> [GIVEN TASK]: Extract each line of the records below that contains the word "name".

> [TASK INPUTS]:
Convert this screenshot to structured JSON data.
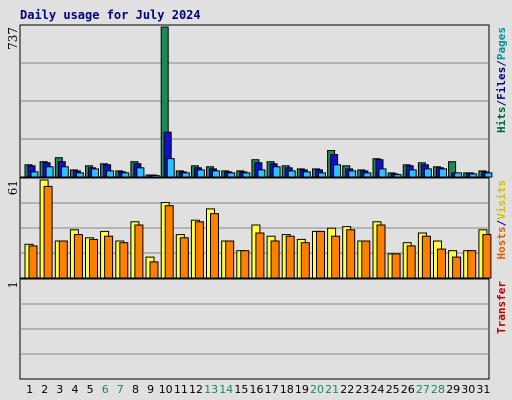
{
  "chart_data": {
    "type": "bar",
    "title": "Daily usage for July 2024",
    "categories": [
      "1",
      "2",
      "3",
      "4",
      "5",
      "6",
      "7",
      "8",
      "9",
      "10",
      "11",
      "12",
      "13",
      "14",
      "15",
      "16",
      "17",
      "18",
      "19",
      "20",
      "21",
      "22",
      "23",
      "24",
      "25",
      "26",
      "27",
      "28",
      "29",
      "30",
      "31"
    ],
    "weekend_days": [
      "6",
      "7",
      "13",
      "14",
      "20",
      "21",
      "27",
      "28"
    ],
    "panels": [
      {
        "name": "traffic",
        "ymax_label": "737",
        "ylim": [
          0,
          737
        ],
        "side_label": [
          {
            "text": "Hits",
            "color": "#006040"
          },
          {
            "text": "/",
            "color": "#000080"
          },
          {
            "text": "Files",
            "color": "#000080"
          },
          {
            "text": "/",
            "color": "#000080"
          },
          {
            "text": "Pages",
            "color": "#0090a0"
          }
        ],
        "series": [
          {
            "name": "Hits",
            "color": "#1a8a5a",
            "values": [
              60,
              75,
              95,
              35,
              55,
              65,
              30,
              75,
              10,
              737,
              30,
              55,
              50,
              30,
              30,
              85,
              75,
              55,
              40,
              40,
              130,
              55,
              35,
              90,
              20,
              60,
              70,
              50,
              75,
              20,
              30
            ]
          },
          {
            "name": "Files",
            "color": "#1010d0",
            "values": [
              55,
              70,
              75,
              30,
              45,
              60,
              25,
              65,
              10,
              220,
              25,
              45,
              40,
              25,
              25,
              70,
              65,
              45,
              35,
              35,
              110,
              40,
              30,
              85,
              15,
              55,
              60,
              45,
              20,
              20,
              25
            ]
          },
          {
            "name": "Pages",
            "color": "#30c0ff",
            "values": [
              25,
              50,
              50,
              20,
              40,
              30,
              20,
              45,
              8,
              90,
              20,
              35,
              30,
              20,
              20,
              35,
              50,
              30,
              25,
              20,
              60,
              30,
              20,
              40,
              12,
              35,
              40,
              40,
              20,
              15,
              20
            ]
          }
        ]
      },
      {
        "name": "visits",
        "ymax_label": "61",
        "ylim": [
          0,
          61
        ],
        "side_label": [
          {
            "text": "Hosts",
            "color": "#e06000"
          },
          {
            "text": "/",
            "color": "#000080"
          },
          {
            "text": "Visits",
            "color": "#d0c000"
          }
        ],
        "series": [
          {
            "name": "Visits",
            "color": "#ffff40",
            "values": [
              21,
              61,
              23,
              30,
              25,
              29,
              23,
              35,
              13,
              47,
              27,
              36,
              43,
              23,
              17,
              33,
              26,
              27,
              24,
              29,
              31,
              32,
              23,
              35,
              15,
              22,
              28,
              23,
              17,
              17,
              30
            ]
          },
          {
            "name": "Hosts",
            "color": "#ff8000",
            "values": [
              20,
              57,
              23,
              27,
              24,
              26,
              22,
              33,
              10,
              45,
              25,
              35,
              40,
              23,
              17,
              28,
              23,
              26,
              22,
              29,
              26,
              30,
              23,
              33,
              15,
              20,
              26,
              18,
              13,
              17,
              27
            ]
          }
        ]
      },
      {
        "name": "transfer",
        "ymax_label": "1",
        "ylim": [
          0,
          1
        ],
        "side_label": [
          {
            "text": "Transfer",
            "color": "#c00000"
          }
        ],
        "series": [
          {
            "name": "Transfer",
            "color": "#c00000",
            "values": []
          }
        ]
      }
    ]
  }
}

> [IN RESPONSE]:
        "name": "traffic",
            "name": "Hits",
            "name": "Files",
            "name": "Pages",
        "name": "visits",
            "name": "Visits",
            "name": "Hosts",
        "name": "transfer",
            "name": "Transfer",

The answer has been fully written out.